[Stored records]
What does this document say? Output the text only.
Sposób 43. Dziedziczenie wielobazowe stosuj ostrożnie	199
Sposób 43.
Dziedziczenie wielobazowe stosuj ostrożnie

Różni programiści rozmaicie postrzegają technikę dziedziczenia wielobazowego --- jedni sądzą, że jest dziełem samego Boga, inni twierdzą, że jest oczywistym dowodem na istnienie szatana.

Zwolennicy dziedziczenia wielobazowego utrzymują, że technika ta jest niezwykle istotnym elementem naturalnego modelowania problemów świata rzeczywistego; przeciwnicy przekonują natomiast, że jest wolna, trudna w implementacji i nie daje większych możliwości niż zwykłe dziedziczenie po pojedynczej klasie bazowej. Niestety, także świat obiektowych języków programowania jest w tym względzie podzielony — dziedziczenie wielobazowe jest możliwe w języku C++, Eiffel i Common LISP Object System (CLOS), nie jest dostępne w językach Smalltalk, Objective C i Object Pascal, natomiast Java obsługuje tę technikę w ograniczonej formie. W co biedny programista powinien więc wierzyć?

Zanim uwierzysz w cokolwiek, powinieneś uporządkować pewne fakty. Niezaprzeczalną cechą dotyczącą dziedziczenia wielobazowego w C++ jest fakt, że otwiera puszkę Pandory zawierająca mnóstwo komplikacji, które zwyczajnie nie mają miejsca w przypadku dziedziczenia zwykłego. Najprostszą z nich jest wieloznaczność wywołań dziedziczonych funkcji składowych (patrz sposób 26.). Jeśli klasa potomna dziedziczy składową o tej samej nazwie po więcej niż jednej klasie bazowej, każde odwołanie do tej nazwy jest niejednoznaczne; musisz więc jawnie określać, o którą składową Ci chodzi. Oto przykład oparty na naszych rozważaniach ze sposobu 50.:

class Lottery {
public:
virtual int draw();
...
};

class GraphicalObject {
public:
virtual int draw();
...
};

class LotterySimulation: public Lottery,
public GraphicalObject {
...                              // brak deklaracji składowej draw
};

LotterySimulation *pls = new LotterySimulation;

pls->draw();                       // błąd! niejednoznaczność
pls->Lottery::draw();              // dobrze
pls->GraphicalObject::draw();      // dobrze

#### Goal:
Write the listing out again, exactly as it reads.

#### Worked solution:
What does this document say? Output the text only.
Sposób 43. Dziedziczenie wielobazowe stosuj ostrożnie	199
Sposób 43.
Dziedziczenie wielobazowe stosuj ostrożnie

Różni programiści rozmaicie postrzegają technikę dziedziczenia wielobazowego --- jedni sądzą, że jest dziełem samego Boga, inni twierdzą, że jest oczywistym dowodem na istnienie szatana.

Zwolennicy dziedziczenia wielobazowego utrzymują, że technika ta jest niezwykle istotnym elementem naturalnego modelowania problemów świata rzeczywistego; przeciwnicy przekonują natomiast, że jest wolna, trudna w implementacji i nie daje większych możliwości niż zwykłe dziedziczenie po pojedynczej klasie bazowej. Niestety, także świat obiektowych języków programowania jest w tym względzie podzielony — dziedziczenie wielobazowe jest możliwe w języku C++, Eiffel i Common LISP Object System (CLOS), nie jest dostępne w językach Smalltalk, Objective C i Object Pascal, natomiast Java obsługuje tę technikę w ograniczonej formie. W co biedny programista powinien więc wierzyć?

Zanim uwierzysz w cokolwiek, powinieneś uporządkować pewne fakty. Niezaprzeczalną cechą dotyczącą dziedziczenia wielobazowego w C++ jest fakt, że otwiera puszkę Pandory zawierająca mnóstwo komplikacji, które zwyczajnie nie mają miejsca w przypadku dziedziczenia zwykłego. Najprostszą z nich jest wieloznaczność wywołań dziedziczonych funkcji składowych (patrz sposób 26.). Jeśli klasa potomna dziedziczy składową o tej samej nazwie po więcej niż jednej klasie bazowej, każde odwołanie do tej nazwy jest niejednoznaczne; musisz więc jawnie określać, o którą składową Ci chodzi. Oto przykład oparty na naszych rozważaniach ze sposobu 50.:

class Lottery {
public:
virtual int draw();
...
};

class GraphicalObject {
public:
virtual int draw();
...
};

class LotterySimulation: public Lottery,
public GraphicalObject {
...                              // brak deklaracji składowej draw
};

LotterySimulation *pls = new LotterySimulation;

pls->draw();                       // błąd! niejednoznaczność
pls->Lottery::draw();              // dobrze
pls->GraphicalObject::draw();      // dobrze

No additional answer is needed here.